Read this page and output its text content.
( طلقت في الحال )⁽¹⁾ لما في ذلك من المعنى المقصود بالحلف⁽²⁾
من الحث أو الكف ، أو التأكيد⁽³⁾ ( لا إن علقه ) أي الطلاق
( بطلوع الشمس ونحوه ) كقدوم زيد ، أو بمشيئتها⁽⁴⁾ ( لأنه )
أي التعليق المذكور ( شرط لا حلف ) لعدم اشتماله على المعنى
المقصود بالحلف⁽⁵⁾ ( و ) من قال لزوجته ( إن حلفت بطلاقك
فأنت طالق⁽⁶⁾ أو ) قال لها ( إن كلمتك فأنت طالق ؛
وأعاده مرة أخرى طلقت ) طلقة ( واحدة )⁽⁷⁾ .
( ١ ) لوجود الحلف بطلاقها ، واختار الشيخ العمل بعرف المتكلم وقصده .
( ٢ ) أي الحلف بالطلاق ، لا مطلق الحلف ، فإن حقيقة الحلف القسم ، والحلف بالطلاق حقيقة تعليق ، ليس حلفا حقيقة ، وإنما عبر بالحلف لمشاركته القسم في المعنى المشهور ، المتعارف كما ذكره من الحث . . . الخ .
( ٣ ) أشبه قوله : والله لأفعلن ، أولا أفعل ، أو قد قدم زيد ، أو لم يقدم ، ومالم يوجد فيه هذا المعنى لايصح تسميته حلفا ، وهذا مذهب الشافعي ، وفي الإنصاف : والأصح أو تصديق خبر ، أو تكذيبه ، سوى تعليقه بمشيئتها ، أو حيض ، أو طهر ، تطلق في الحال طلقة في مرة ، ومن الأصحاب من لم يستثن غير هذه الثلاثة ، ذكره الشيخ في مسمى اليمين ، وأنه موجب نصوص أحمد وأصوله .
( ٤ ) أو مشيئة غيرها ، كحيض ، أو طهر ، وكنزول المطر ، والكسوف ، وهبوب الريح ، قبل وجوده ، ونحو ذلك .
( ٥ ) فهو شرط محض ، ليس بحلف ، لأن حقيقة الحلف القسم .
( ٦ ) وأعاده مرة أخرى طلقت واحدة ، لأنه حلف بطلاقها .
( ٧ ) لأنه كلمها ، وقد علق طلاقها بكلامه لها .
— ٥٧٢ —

• GIVEN REQUEST:
Return the listing above word for word.

• EXERCISE RESULT:
Read this page and output its text content.
( طلقت في الحال )⁽¹⁾ لما في ذلك من المعنى المقصود بالحلف⁽²⁾
من الحث أو الكف ، أو التأكيد⁽³⁾ ( لا إن علقه ) أي الطلاق
( بطلوع الشمس ونحوه ) كقدوم زيد ، أو بمشيئتها⁽⁴⁾ ( لأنه )
أي التعليق المذكور ( شرط لا حلف ) لعدم اشتماله على المعنى
المقصود بالحلف⁽⁵⁾ ( و ) من قال لزوجته ( إن حلفت بطلاقك
فأنت طالق⁽⁶⁾ أو ) قال لها ( إن كلمتك فأنت طالق ؛
وأعاده مرة أخرى طلقت ) طلقة ( واحدة )⁽⁷⁾ .
( ١ ) لوجود الحلف بطلاقها ، واختار الشيخ العمل بعرف المتكلم وقصده .
( ٢ ) أي الحلف بالطلاق ، لا مطلق الحلف ، فإن حقيقة الحلف القسم ، والحلف بالطلاق حقيقة تعليق ، ليس حلفا حقيقة ، وإنما عبر بالحلف لمشاركته القسم في المعنى المشهور ، المتعارف كما ذكره من الحث . . . الخ .
( ٣ ) أشبه قوله : والله لأفعلن ، أولا أفعل ، أو قد قدم زيد ، أو لم يقدم ، ومالم يوجد فيه هذا المعنى لايصح تسميته حلفا ، وهذا مذهب الشافعي ، وفي الإنصاف : والأصح أو تصديق خبر ، أو تكذيبه ، سوى تعليقه بمشيئتها ، أو حيض ، أو طهر ، تطلق في الحال طلقة في مرة ، ومن الأصحاب من لم يستثن غير هذه الثلاثة ، ذكره الشيخ في مسمى اليمين ، وأنه موجب نصوص أحمد وأصوله .
( ٤ ) أو مشيئة غيرها ، كحيض ، أو طهر ، وكنزول المطر ، والكسوف ، وهبوب الريح ، قبل وجوده ، ونحو ذلك .
( ٥ ) فهو شرط محض ، ليس بحلف ، لأن حقيقة الحلف القسم .
( ٦ ) وأعاده مرة أخرى طلقت واحدة ، لأنه حلف بطلاقها .
( ٧ ) لأنه كلمها ، وقد علق طلاقها بكلامه لها .
— ٥٧٢ —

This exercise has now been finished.